> [Records of labeled boxes]
********************

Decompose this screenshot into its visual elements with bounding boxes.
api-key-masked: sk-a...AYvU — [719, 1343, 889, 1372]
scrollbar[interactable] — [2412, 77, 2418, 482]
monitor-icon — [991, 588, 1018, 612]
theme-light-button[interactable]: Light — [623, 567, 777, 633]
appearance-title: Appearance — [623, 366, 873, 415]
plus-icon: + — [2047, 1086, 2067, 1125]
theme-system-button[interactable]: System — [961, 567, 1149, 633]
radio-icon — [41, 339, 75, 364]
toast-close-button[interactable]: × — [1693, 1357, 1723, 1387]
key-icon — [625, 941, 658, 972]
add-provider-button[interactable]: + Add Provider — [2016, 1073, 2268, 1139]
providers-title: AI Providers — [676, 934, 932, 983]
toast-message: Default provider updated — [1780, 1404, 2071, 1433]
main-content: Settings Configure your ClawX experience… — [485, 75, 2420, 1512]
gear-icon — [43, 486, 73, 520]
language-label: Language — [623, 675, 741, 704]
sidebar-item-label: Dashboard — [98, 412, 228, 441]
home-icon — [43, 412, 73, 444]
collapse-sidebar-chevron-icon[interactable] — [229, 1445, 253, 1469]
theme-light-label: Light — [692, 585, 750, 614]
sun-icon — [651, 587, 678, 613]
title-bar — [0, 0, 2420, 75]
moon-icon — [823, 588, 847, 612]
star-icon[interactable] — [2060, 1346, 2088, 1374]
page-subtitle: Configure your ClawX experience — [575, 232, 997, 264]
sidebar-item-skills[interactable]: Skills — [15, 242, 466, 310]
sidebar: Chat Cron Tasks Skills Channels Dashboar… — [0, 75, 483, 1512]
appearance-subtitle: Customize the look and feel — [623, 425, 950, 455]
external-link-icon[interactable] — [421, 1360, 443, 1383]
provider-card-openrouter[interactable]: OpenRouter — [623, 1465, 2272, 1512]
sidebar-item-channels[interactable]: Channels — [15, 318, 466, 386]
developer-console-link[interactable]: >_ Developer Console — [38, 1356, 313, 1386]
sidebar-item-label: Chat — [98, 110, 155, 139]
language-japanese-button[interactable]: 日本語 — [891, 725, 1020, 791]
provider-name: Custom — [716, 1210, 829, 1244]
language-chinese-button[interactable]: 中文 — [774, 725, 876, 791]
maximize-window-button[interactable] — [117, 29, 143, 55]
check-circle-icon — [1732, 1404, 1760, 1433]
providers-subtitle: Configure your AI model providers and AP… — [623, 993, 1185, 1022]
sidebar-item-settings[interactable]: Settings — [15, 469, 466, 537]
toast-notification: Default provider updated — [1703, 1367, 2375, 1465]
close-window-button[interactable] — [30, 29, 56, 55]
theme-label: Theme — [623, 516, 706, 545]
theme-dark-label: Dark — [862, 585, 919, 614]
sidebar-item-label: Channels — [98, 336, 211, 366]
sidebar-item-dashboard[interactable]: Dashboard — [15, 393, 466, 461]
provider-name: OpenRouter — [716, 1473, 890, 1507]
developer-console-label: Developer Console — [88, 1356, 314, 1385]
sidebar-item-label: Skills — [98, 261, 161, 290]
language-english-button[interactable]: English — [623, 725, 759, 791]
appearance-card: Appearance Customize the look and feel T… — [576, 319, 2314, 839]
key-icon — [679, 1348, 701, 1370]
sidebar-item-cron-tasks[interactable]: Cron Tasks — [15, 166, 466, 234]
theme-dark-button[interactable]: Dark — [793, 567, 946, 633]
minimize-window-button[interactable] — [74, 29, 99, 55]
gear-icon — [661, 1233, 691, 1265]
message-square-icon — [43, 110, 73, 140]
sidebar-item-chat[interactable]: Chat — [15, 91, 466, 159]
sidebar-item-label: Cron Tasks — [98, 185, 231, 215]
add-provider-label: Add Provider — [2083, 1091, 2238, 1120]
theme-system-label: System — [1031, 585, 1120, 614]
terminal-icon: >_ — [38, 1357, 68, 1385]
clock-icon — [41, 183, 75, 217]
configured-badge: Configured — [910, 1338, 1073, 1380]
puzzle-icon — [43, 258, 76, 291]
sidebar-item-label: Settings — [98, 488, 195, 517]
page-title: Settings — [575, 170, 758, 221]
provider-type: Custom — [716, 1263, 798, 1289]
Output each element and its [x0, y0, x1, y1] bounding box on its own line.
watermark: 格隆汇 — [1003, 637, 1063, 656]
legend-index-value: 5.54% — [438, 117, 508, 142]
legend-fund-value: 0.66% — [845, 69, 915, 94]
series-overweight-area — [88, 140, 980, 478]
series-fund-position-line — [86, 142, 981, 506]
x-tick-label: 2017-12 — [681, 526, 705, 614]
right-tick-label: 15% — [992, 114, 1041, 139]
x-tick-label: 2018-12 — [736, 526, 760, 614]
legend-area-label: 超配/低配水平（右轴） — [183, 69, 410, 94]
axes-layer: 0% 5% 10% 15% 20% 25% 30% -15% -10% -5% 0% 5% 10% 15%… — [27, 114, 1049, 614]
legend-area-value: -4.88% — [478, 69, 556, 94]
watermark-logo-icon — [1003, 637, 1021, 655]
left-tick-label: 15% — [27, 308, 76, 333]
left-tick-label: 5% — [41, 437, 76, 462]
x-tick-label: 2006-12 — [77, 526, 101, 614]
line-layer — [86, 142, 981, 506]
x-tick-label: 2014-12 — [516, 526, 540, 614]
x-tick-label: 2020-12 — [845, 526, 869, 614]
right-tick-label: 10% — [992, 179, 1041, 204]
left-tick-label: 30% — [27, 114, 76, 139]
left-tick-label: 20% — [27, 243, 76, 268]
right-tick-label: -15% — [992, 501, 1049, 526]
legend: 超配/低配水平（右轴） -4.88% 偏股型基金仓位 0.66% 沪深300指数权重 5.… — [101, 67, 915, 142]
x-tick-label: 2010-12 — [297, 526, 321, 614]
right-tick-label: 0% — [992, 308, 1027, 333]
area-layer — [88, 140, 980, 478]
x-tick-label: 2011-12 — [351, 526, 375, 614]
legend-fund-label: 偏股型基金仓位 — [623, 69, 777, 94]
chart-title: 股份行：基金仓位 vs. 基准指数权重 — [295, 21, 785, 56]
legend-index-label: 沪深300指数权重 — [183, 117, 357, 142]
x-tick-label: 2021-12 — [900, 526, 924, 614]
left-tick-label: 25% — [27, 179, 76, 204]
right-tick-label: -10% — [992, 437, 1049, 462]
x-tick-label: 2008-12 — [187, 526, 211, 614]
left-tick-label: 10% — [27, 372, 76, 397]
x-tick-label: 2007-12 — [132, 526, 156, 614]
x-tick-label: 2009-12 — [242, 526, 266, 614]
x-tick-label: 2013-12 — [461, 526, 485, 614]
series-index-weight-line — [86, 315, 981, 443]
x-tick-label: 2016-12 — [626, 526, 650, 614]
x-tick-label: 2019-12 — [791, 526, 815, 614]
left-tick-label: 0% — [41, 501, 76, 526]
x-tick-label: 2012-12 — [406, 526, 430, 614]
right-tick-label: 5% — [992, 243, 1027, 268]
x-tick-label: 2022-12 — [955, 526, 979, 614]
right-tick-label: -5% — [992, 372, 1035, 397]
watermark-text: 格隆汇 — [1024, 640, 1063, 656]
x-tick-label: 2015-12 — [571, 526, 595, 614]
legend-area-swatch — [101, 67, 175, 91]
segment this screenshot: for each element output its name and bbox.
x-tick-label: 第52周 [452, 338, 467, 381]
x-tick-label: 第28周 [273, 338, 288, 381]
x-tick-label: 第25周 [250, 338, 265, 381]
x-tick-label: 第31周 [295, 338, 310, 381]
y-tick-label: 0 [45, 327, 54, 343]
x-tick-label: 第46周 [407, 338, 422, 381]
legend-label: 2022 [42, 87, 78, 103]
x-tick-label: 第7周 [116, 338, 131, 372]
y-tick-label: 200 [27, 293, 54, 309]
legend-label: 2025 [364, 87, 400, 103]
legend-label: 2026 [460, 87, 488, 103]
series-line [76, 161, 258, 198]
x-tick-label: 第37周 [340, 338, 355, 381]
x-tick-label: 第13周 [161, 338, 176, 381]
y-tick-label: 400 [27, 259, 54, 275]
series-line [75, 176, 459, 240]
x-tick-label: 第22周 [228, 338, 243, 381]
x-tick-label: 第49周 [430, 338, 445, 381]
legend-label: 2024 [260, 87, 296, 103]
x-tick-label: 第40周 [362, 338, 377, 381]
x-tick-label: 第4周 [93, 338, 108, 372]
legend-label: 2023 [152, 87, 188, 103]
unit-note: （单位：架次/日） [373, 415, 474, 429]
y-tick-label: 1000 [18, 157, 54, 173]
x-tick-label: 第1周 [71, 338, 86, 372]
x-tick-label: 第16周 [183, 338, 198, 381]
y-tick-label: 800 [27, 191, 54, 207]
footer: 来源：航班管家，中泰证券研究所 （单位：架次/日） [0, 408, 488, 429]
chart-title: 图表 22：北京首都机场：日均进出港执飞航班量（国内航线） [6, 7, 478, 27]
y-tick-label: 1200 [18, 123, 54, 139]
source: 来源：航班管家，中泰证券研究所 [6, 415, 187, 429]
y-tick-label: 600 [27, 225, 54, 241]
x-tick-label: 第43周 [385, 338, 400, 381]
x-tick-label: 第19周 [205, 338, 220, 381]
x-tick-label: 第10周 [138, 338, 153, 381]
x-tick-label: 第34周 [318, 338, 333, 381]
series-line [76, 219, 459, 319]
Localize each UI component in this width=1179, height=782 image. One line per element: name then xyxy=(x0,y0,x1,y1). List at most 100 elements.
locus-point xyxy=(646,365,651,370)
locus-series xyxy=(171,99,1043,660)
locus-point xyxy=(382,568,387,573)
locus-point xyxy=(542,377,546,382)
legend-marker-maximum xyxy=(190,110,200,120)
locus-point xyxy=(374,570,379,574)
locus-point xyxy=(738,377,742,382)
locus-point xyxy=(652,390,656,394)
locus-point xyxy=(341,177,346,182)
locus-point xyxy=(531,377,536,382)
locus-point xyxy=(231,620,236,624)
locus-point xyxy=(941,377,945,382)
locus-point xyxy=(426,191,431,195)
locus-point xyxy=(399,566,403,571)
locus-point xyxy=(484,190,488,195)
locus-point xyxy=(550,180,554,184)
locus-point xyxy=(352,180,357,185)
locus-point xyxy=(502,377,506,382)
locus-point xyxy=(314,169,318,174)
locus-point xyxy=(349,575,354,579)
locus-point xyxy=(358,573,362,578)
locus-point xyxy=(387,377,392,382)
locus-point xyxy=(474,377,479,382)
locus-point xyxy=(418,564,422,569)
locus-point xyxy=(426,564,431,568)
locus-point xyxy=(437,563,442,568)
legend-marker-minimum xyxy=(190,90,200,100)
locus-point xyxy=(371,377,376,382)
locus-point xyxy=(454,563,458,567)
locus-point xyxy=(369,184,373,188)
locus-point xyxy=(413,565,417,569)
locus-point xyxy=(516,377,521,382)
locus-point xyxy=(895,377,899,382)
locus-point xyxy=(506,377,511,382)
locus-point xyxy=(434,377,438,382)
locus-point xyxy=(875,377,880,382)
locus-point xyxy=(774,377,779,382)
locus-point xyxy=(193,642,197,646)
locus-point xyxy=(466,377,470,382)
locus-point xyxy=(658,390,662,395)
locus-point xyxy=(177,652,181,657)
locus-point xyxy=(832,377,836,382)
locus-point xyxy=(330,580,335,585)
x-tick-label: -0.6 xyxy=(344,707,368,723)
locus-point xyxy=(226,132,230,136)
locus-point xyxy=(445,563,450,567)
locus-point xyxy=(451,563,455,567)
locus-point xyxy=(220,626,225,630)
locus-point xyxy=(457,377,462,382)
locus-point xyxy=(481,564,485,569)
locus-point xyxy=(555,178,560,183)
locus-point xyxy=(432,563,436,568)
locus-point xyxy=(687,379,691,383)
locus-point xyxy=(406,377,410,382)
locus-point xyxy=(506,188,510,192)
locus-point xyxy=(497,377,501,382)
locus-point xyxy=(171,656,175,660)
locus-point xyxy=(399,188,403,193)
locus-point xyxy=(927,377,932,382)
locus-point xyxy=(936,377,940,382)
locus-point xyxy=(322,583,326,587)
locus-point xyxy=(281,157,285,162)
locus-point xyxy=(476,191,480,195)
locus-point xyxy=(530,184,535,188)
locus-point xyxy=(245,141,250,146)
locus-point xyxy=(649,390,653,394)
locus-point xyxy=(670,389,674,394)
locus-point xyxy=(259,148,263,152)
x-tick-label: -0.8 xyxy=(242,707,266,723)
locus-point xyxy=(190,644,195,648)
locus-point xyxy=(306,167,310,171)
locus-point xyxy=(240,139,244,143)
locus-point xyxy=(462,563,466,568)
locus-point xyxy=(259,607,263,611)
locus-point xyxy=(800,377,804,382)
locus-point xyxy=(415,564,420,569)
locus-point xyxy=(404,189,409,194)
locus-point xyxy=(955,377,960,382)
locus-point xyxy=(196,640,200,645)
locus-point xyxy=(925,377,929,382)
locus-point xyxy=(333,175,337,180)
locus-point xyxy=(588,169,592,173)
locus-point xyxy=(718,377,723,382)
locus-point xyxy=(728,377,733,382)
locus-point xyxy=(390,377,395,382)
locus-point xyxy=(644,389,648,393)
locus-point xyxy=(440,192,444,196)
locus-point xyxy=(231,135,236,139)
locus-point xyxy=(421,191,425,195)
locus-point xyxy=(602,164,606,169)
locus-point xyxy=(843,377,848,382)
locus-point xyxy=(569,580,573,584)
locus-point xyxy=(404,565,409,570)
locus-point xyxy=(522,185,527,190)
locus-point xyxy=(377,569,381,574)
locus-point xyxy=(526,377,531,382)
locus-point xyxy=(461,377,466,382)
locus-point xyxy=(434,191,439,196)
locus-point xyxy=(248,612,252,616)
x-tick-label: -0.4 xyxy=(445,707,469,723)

********************

> [Aim of the task]
Write out the material from its first line up to and including the line that contains "toast-message: Default provider", with every line copied word for word.

> [Exercise solution]
Decompose this screenshot into its visual elements with bounding boxes.
api-key-masked: sk-a...AYvU — [719, 1343, 889, 1372]
scrollbar[interactable] — [2412, 77, 2418, 482]
monitor-icon — [991, 588, 1018, 612]
theme-light-button[interactable]: Light — [623, 567, 777, 633]
appearance-title: Appearance — [623, 366, 873, 415]
plus-icon: + — [2047, 1086, 2067, 1125]
theme-system-button[interactable]: System — [961, 567, 1149, 633]
radio-icon — [41, 339, 75, 364]
toast-close-button[interactable]: × — [1693, 1357, 1723, 1387]
key-icon — [625, 941, 658, 972]
add-provider-button[interactable]: + Add Provider — [2016, 1073, 2268, 1139]
providers-title: AI Providers — [676, 934, 932, 983]
toast-message: Default provider updated — [1780, 1404, 2071, 1433]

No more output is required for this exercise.